**Given instruction**
Reproduce the closing part of the entries exactly: the line with "Read out every word on this page." and all lines after it, ending with the last line, and nothing else.

-------- Source material

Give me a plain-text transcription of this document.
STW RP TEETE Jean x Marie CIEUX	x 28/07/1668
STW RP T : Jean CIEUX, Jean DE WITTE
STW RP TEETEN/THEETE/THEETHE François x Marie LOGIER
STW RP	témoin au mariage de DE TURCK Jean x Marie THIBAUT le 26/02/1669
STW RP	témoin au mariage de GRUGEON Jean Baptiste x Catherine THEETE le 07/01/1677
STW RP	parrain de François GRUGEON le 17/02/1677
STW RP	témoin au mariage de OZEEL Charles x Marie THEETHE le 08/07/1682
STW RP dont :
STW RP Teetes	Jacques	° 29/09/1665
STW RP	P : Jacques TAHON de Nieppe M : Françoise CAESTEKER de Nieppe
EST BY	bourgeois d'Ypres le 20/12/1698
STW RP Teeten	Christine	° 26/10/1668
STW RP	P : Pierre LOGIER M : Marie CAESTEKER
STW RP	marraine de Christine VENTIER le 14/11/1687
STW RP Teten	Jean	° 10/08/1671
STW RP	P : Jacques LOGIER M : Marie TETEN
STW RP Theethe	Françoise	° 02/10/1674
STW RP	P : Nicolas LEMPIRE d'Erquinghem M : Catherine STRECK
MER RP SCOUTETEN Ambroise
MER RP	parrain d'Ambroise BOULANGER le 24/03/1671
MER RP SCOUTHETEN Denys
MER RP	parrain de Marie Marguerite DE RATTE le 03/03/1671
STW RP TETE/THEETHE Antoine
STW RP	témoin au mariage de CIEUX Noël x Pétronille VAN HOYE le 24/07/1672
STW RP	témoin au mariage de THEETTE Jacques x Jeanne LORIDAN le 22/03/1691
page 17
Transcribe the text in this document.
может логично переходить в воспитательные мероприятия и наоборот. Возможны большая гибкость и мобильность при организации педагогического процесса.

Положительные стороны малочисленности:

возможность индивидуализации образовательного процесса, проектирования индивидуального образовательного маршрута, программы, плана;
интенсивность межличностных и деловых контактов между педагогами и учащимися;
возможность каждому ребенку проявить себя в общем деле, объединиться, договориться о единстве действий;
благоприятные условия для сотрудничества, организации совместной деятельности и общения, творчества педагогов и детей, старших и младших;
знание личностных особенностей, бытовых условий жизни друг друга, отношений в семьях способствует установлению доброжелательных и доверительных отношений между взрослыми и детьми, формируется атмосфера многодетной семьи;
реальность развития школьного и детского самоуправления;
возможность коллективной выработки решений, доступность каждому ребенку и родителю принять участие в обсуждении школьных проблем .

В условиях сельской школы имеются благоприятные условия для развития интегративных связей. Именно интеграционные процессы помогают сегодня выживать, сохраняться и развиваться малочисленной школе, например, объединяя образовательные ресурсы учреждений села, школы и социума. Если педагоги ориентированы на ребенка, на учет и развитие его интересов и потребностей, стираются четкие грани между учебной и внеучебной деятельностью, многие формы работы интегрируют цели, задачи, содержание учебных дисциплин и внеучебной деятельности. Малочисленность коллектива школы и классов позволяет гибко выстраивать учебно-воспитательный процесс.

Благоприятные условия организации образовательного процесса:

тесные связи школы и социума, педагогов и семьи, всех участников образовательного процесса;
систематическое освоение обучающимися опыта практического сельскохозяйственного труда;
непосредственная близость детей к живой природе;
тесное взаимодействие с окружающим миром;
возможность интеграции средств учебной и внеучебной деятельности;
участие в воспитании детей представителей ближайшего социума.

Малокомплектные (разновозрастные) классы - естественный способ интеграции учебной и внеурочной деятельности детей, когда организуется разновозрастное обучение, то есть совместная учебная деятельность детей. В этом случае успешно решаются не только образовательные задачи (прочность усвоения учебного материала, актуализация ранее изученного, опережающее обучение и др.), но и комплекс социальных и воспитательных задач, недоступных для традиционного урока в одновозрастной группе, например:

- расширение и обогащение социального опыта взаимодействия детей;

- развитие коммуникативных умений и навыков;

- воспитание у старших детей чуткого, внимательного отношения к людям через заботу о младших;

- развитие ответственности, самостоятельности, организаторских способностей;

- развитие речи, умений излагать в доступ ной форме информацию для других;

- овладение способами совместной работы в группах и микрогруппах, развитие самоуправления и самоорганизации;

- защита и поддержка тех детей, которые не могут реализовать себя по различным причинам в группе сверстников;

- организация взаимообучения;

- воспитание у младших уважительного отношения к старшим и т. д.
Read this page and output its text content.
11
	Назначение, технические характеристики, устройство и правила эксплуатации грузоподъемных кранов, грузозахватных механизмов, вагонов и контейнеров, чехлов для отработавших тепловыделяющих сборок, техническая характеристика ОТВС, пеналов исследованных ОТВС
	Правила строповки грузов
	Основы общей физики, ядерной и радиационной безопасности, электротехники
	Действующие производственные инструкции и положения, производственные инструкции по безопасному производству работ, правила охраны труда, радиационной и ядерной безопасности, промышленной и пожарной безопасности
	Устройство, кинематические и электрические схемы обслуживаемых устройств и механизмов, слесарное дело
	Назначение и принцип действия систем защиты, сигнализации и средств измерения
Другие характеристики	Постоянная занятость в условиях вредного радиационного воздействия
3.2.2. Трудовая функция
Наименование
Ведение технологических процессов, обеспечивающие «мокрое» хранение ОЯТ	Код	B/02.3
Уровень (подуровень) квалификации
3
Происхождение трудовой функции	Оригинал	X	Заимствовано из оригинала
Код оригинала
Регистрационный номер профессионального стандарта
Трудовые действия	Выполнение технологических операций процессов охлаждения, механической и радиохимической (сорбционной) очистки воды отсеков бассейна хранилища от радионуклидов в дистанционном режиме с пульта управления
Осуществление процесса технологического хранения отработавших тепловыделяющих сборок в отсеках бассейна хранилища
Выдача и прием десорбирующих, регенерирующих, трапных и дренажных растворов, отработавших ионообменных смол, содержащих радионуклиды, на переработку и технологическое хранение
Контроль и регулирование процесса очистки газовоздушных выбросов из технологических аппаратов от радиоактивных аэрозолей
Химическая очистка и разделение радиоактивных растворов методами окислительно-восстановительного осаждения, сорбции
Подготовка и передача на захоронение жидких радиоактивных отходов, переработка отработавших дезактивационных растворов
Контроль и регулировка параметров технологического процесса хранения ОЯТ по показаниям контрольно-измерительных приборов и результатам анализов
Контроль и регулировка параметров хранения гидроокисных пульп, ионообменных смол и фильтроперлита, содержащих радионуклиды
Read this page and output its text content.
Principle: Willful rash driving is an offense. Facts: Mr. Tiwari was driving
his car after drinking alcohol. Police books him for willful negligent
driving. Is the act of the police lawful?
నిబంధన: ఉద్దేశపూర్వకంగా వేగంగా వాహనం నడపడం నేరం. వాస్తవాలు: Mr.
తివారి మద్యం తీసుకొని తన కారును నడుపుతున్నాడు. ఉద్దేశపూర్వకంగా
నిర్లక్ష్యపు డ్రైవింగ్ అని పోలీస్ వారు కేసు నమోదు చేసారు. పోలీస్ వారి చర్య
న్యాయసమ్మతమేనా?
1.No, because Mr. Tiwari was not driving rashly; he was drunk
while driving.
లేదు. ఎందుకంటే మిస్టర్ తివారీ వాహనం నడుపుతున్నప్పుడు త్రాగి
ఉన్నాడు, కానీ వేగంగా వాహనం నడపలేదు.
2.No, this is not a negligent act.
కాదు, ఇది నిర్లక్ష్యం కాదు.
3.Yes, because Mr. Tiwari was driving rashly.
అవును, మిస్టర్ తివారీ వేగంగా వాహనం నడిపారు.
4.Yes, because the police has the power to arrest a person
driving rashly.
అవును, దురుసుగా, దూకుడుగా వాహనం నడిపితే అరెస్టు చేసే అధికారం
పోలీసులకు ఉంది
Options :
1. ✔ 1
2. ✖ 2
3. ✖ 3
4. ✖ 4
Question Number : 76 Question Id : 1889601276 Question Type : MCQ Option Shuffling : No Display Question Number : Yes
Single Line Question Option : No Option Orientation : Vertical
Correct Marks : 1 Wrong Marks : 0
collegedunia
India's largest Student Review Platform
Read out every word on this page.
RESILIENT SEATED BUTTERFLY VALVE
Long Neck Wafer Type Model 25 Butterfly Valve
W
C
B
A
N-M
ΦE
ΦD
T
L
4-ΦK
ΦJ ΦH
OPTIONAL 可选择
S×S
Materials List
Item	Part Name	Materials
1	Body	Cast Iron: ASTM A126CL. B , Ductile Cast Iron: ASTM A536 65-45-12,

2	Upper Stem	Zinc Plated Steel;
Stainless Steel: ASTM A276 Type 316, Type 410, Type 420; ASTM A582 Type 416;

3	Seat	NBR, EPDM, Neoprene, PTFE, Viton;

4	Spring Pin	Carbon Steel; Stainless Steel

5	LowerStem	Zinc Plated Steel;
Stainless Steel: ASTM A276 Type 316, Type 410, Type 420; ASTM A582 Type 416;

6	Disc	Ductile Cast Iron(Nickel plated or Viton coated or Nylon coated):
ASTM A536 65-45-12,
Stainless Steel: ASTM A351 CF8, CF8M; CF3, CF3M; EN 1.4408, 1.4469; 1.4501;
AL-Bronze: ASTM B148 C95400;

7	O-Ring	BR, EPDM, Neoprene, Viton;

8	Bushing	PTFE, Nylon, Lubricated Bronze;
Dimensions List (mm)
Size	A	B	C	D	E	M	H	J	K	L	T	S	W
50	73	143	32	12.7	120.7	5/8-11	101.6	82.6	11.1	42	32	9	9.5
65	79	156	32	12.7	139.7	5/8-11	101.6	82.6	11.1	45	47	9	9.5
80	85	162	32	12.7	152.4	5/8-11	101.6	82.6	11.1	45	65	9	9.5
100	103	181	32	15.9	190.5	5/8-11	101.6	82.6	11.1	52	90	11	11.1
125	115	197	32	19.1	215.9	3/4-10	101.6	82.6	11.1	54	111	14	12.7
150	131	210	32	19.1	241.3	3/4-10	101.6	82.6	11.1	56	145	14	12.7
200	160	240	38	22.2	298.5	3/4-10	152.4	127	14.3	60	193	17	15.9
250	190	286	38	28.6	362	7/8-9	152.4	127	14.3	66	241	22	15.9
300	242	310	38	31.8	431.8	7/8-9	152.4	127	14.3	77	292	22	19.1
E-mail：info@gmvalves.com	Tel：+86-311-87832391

----------------

**Solution for this exercise**
Read out every word on this page.
RESILIENT SEATED BUTTERFLY VALVE
Long Neck Wafer Type Model 25 Butterfly Valve
W
C
B
A
N-M
ΦE
ΦD
T
L
4-ΦK
ΦJ ΦH
OPTIONAL 可选择
S×S
Materials List
Item	Part Name	Materials
1	Body	Cast Iron: ASTM A126CL. B , Ductile Cast Iron: ASTM A536 65-45-12,

2	Upper Stem	Zinc Plated Steel;
Stainless Steel: ASTM A276 Type 316, Type 410, Type 420; ASTM A582 Type 416;

3	Seat	NBR, EPDM, Neoprene, PTFE, Viton;

4	Spring Pin	Carbon Steel; Stainless Steel

5	LowerStem	Zinc Plated Steel;
Stainless Steel: ASTM A276 Type 316, Type 410, Type 420; ASTM A582 Type 416;

6	Disc	Ductile Cast Iron(Nickel plated or Viton coated or Nylon coated):
ASTM A536 65-45-12,
Stainless Steel: ASTM A351 CF8, CF8M; CF3, CF3M; EN 1.4408, 1.4469; 1.4501;
AL-Bronze: ASTM B148 C95400;

7	O-Ring	BR, EPDM, Neoprene, Viton;

8	Bushing	PTFE, Nylon, Lubricated Bronze;
Dimensions List (mm)
Size	A	B	C	D	E	M	H	J	K	L	T	S	W
50	73	143	32	12.7	120.7	5/8-11	101.6	82.6	11.1	42	32	9	9.5
65	79	156	32	12.7	139.7	5/8-11	101.6	82.6	11.1	45	47	9	9.5
80	85	162	32	12.7	152.4	5/8-11	101.6	82.6	11.1	45	65	9	9.5
100	103	181	32	15.9	190.5	5/8-11	101.6	82.6	11.1	52	90	11	11.1
125	115	197	32	19.1	215.9	3/4-10	101.6	82.6	11.1	54	111	14	12.7
150	131	210	32	19.1	241.3	3/4-10	101.6	82.6	11.1	56	145	14	12.7
200	160	240	38	22.2	298.5	3/4-10	152.4	127	14.3	60	193	17	15.9
250	190	286	38	28.6	362	7/8-9	152.4	127	14.3	66	241	22	15.9
300	242	310	38	31.8	431.8	7/8-9	152.4	127	14.3	77	292	22	19.1
E-mail：info@gmvalves.com	Tel：+86-311-87832391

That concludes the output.